Aim: Lines that include the word "readers" are the ones to copy.

(Collection entries)
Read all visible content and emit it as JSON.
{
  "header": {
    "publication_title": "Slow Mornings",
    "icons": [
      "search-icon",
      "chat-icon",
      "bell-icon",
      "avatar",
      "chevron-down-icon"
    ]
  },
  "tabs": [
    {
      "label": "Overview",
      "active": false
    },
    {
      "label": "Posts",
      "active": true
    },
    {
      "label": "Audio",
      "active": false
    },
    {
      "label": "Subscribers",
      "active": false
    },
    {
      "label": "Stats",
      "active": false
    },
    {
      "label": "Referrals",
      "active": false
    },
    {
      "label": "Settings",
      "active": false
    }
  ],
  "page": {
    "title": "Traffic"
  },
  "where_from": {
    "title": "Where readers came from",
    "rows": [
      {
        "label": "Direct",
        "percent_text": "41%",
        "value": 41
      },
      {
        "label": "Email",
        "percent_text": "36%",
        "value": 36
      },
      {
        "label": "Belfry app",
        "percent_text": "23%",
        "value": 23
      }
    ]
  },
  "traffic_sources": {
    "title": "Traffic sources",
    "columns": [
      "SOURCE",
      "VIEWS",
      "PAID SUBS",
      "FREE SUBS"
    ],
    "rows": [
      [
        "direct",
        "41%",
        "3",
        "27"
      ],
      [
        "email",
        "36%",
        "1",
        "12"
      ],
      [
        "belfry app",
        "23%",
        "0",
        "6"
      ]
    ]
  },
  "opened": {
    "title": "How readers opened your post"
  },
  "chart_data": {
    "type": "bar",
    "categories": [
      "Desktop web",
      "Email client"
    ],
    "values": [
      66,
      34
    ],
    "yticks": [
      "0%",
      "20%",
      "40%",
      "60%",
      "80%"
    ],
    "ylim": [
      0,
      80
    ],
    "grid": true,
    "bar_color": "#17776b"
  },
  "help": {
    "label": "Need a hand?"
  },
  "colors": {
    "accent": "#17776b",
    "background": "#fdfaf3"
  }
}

Solution for this task:
    "title": "Where readers came from",
    "title": "How readers opened your post"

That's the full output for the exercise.